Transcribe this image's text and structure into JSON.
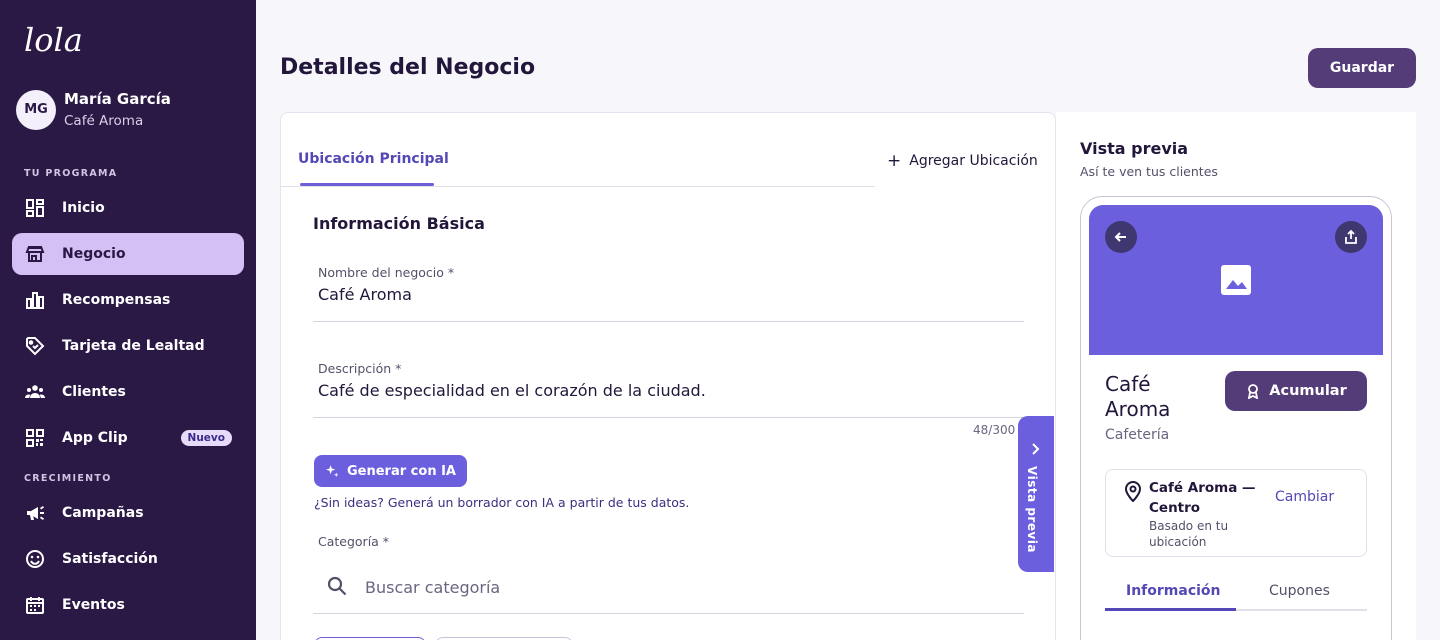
{
  "brand": {
    "logo_text": "lola"
  },
  "user": {
    "initials": "MG",
    "name": "María García",
    "business": "Café Aroma"
  },
  "sidebar": {
    "sections": [
      {
        "label": "TU PROGRAMA"
      },
      {
        "label": "CRECIMIENTO"
      }
    ],
    "items": [
      {
        "label": "Inicio",
        "icon": "dashboard-icon"
      },
      {
        "label": "Negocio",
        "icon": "store-icon",
        "active": true
      },
      {
        "label": "Recompensas",
        "icon": "bar-chart-icon"
      },
      {
        "label": "Tarjeta de Lealtad",
        "icon": "tag-icon"
      },
      {
        "label": "Clientes",
        "icon": "people-icon"
      },
      {
        "label": "App Clip",
        "icon": "qr-code-icon",
        "badge": "Nuevo"
      },
      {
        "label": "Campañas",
        "icon": "megaphone-icon"
      },
      {
        "label": "Satisfacción",
        "icon": "smiley-icon"
      },
      {
        "label": "Eventos",
        "icon": "calendar-icon"
      }
    ]
  },
  "header": {
    "title": "Detalles del Negocio",
    "save_label": "Guardar"
  },
  "form": {
    "tab_main": "Ubicación Principal",
    "add_location": "Agregar Ubicación",
    "section_title": "Información Básica",
    "name_label": "Nombre del negocio *",
    "name_value": "Café Aroma",
    "description_label": "Descripción *",
    "description_value": "Café de especialidad en el corazón de la ciudad.",
    "description_counter": "48/300",
    "ai_button": "Generar con IA",
    "ai_hint": "¿Sin ideas? Generá un borrador con IA a partir de tus datos.",
    "category_label": "Categoría *",
    "category_placeholder": "Buscar categoría",
    "preview_toggle": "Vista previa"
  },
  "preview": {
    "title": "Vista previa",
    "subtitle": "Así te ven tus clientes",
    "business_name": "Café Aroma",
    "business_category": "Cafetería",
    "accumulate_button": "Acumular",
    "location_name": "Café Aroma — Centro",
    "location_sub": "Basado en tu ubicación",
    "change_label": "Cambiar",
    "tabs": [
      "Información",
      "Cupones"
    ]
  },
  "colors": {
    "sidebar_bg": "#2a1845",
    "active_nav": "#d4c0f5",
    "primary_dark": "#533c78",
    "accent": "#6b5fde"
  }
}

----------

● **To do**:
Copy each line of the data above that holds "Vista".

● **Task response**:
    "preview_toggle": "Vista previa"
    "title": "Vista previa",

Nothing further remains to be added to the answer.